Your task
Images must not appear in your copy; reproduce every other part of the records exactly.

Material shown

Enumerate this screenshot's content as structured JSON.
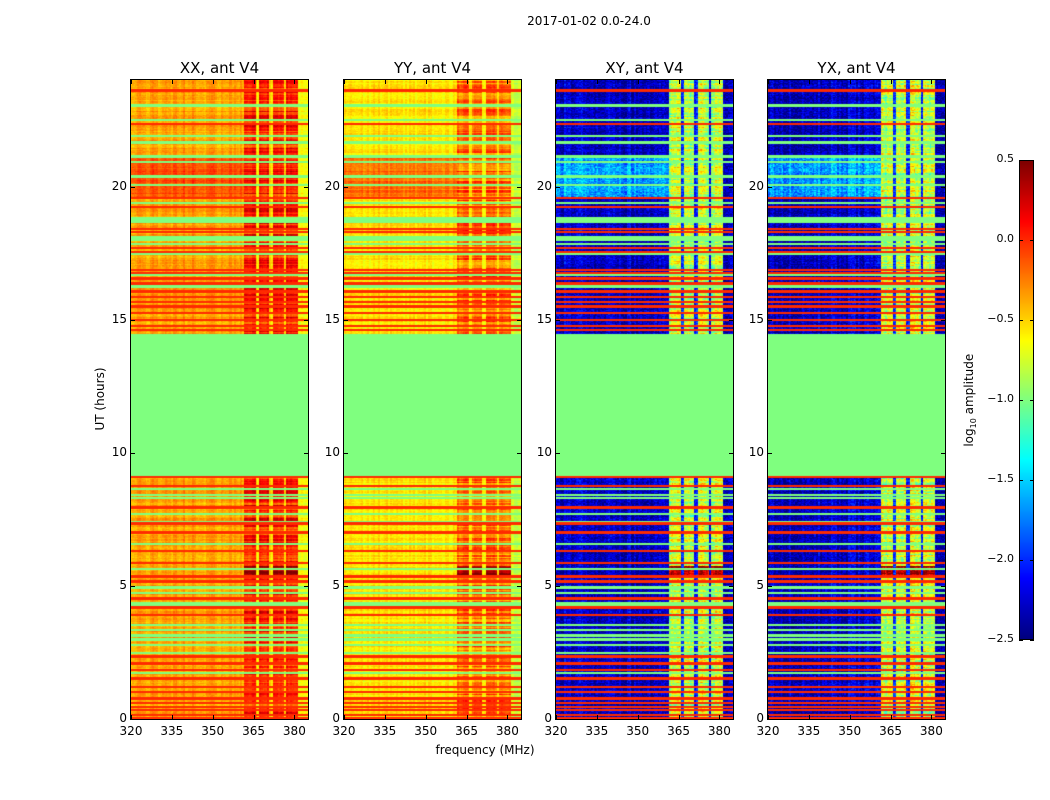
{
  "figure": {
    "suptitle": "2017-01-02 0.0-24.0",
    "xlabel": "frequency (MHz)",
    "ylabel": "UT (hours)"
  },
  "colorbar": {
    "label_prefix": "log",
    "label_sub": "10",
    "label_suffix": " amplitude",
    "range": [
      -2.5,
      0.5
    ],
    "colormap": "jet",
    "ticks": [
      "0.5",
      "0.0",
      "−0.5",
      "−1.0",
      "−1.5",
      "−2.0",
      "−2.5"
    ],
    "tick_values": [
      0.5,
      0.0,
      -0.5,
      -1.0,
      -1.5,
      -2.0,
      -2.5
    ]
  },
  "chart_data": [
    {
      "type": "heatmap",
      "title": "XX, ant V4",
      "background": -0.35,
      "day_block": -0.1,
      "band": 0.05,
      "band_gap": -0.55,
      "edge": -0.65
    },
    {
      "type": "heatmap",
      "title": "YY, ant V4",
      "background": -0.55,
      "day_block": -0.2,
      "band": -0.2,
      "band_gap": -0.6,
      "edge": -0.75
    },
    {
      "type": "heatmap",
      "title": "XY, ant V4",
      "background": -2.3,
      "day_block": -1.65,
      "band": -0.8,
      "band_gap": -2.1,
      "edge": -2.3
    },
    {
      "type": "heatmap",
      "title": "YX, ant V4",
      "background": -2.3,
      "day_block": -1.65,
      "band": -0.8,
      "band_gap": -2.1,
      "edge": -2.3
    }
  ],
  "axes": {
    "xlim": [
      320,
      385
    ],
    "ylim": [
      0,
      24
    ],
    "xticks": [
      320,
      335,
      350,
      365,
      380
    ],
    "xtick_labels": [
      "320",
      "335",
      "350",
      "365",
      "380"
    ],
    "yticks": [
      0,
      5,
      10,
      15,
      20
    ],
    "ytick_labels": [
      "0",
      "5",
      "10",
      "15",
      "20"
    ]
  },
  "structure": {
    "bands_mhz": [
      [
        361.5,
        366
      ],
      [
        367,
        370.7
      ],
      [
        372.2,
        376.2
      ],
      [
        377,
        381.4
      ]
    ],
    "day_block_hours": [
      19.55,
      21.2
    ],
    "flagged_block_hours": [
      9.1,
      14.45
    ],
    "flagged_value": -1.0,
    "red_line_value": 0.0,
    "strong_event_hours": [
      5.3,
      5.75
    ],
    "strong_event_value": 0.45,
    "red_lines_hours": [
      23.6,
      22.34,
      19.56,
      19.22,
      18.4,
      18.3,
      17.68,
      17.55,
      16.86,
      16.74,
      16.55,
      16.36,
      16.05,
      15.86,
      15.67,
      15.49,
      15.24,
      14.99,
      14.77,
      14.61,
      9.08,
      8.75,
      7.95,
      7.35,
      7.0,
      6.32,
      5.87,
      5.35,
      5.16,
      4.53,
      4.19,
      3.9,
      2.34,
      2.09,
      1.84,
      1.52,
      1.21,
      1.02,
      0.77,
      0.59,
      0.46,
      0.34,
      0.15,
      0.02
    ],
    "green_lines_hours": [
      23.04,
      22.5,
      21.9,
      21.66,
      21.12,
      20.91,
      20.37,
      20.06,
      19.37,
      18.8,
      18.68,
      18.09,
      17.99,
      17.83,
      17.49,
      16.68,
      16.24,
      8.63,
      8.41,
      8.29,
      7.69,
      7.41,
      6.57,
      5.63,
      4.94,
      4.74,
      4.34,
      4.28,
      3.53,
      3.34,
      3.13,
      2.99,
      2.78,
      2.49,
      1.72
    ]
  }
}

Reply
Enumerate this screenshot's content as structured JSON.
{
  "figure": {
    "suptitle": "2017-01-02 0.0-24.0",
    "xlabel": "frequency (MHz)",
    "ylabel": "UT (hours)"
  },
  "colorbar": {
    "label_prefix": "log",
    "label_sub": "10",
    "label_suffix": " amplitude",
    "range": [
      -2.5,
      0.5
    ],
    "colormap": "jet",
    "ticks": [
      "0.5",
      "0.0",
      "−0.5",
      "−1.0",
      "−1.5",
      "−2.0",
      "−2.5"
    ],
    "tick_values": [
      0.5,
      0.0,
      -0.5,
      -1.0,
      -1.5,
      -2.0,
      -2.5
    ]
  },
  "chart_data": [
    {
      "type": "heatmap",
      "title": "XX, ant V4",
      "background": -0.35,
      "day_block": -0.1,
      "band": 0.05,
      "band_gap": -0.55,
      "edge": -0.65
    },
    {
      "type": "heatmap",
      "title": "YY, ant V4",
      "background": -0.55,
      "day_block": -0.2,
      "band": -0.2,
      "band_gap": -0.6,
      "edge": -0.75
    },
    {
      "type": "heatmap",
      "title": "XY, ant V4",
      "background": -2.3,
      "day_block": -1.65,
      "band": -0.8,
      "band_gap": -2.1,
      "edge": -2.3
    },
    {
      "type": "heatmap",
      "title": "YX, ant V4",
      "background": -2.3,
      "day_block": -1.65,
      "band": -0.8,
      "band_gap": -2.1,
      "edge": -2.3
    }
  ],
  "axes": {
    "xlim": [
      320,
      385
    ],
    "ylim": [
      0,
      24
    ],
    "xticks": [
      320,
      335,
      350,
      365,
      380
    ],
    "xtick_labels": [
      "320",
      "335",
      "350",
      "365",
      "380"
    ],
    "yticks": [
      0,
      5,
      10,
      15,
      20
    ],
    "ytick_labels": [
      "0",
      "5",
      "10",
      "15",
      "20"
    ]
  },
  "structure": {
    "bands_mhz": [
      [
        361.5,
        366
      ],
      [
        367,
        370.7
      ],
      [
        372.2,
        376.2
      ],
      [
        377,
        381.4
      ]
    ],
    "day_block_hours": [
      19.55,
      21.2
    ],
    "flagged_block_hours": [
      9.1,
      14.45
    ],
    "flagged_value": -1.0,
    "red_line_value": 0.0,
    "strong_event_hours": [
      5.3,
      5.75
    ],
    "strong_event_value": 0.45,
    "red_lines_hours": [
      23.6,
      22.34,
      19.56,
      19.22,
      18.4,
      18.3,
      17.68,
      17.55,
      16.86,
      16.74,
      16.55,
      16.36,
      16.05,
      15.86,
      15.67,
      15.49,
      15.24,
      14.99,
      14.77,
      14.61,
      9.08,
      8.75,
      7.95,
      7.35,
      7.0,
      6.32,
      5.87,
      5.35,
      5.16,
      4.53,
      4.19,
      3.9,
      2.34,
      2.09,
      1.84,
      1.52,
      1.21,
      1.02,
      0.77,
      0.59,
      0.46,
      0.34,
      0.15,
      0.02
    ],
    "green_lines_hours": [
      23.04,
      22.5,
      21.9,
      21.66,
      21.12,
      20.91,
      20.37,
      20.06,
      19.37,
      18.8,
      18.68,
      18.09,
      17.99,
      17.83,
      17.49,
      16.68,
      16.24,
      8.63,
      8.41,
      8.29,
      7.69,
      7.41,
      6.57,
      5.63,
      4.94,
      4.74,
      4.34,
      4.28,
      3.53,
      3.34,
      3.13,
      2.99,
      2.78,
      2.49,
      1.72
    ]
  }
}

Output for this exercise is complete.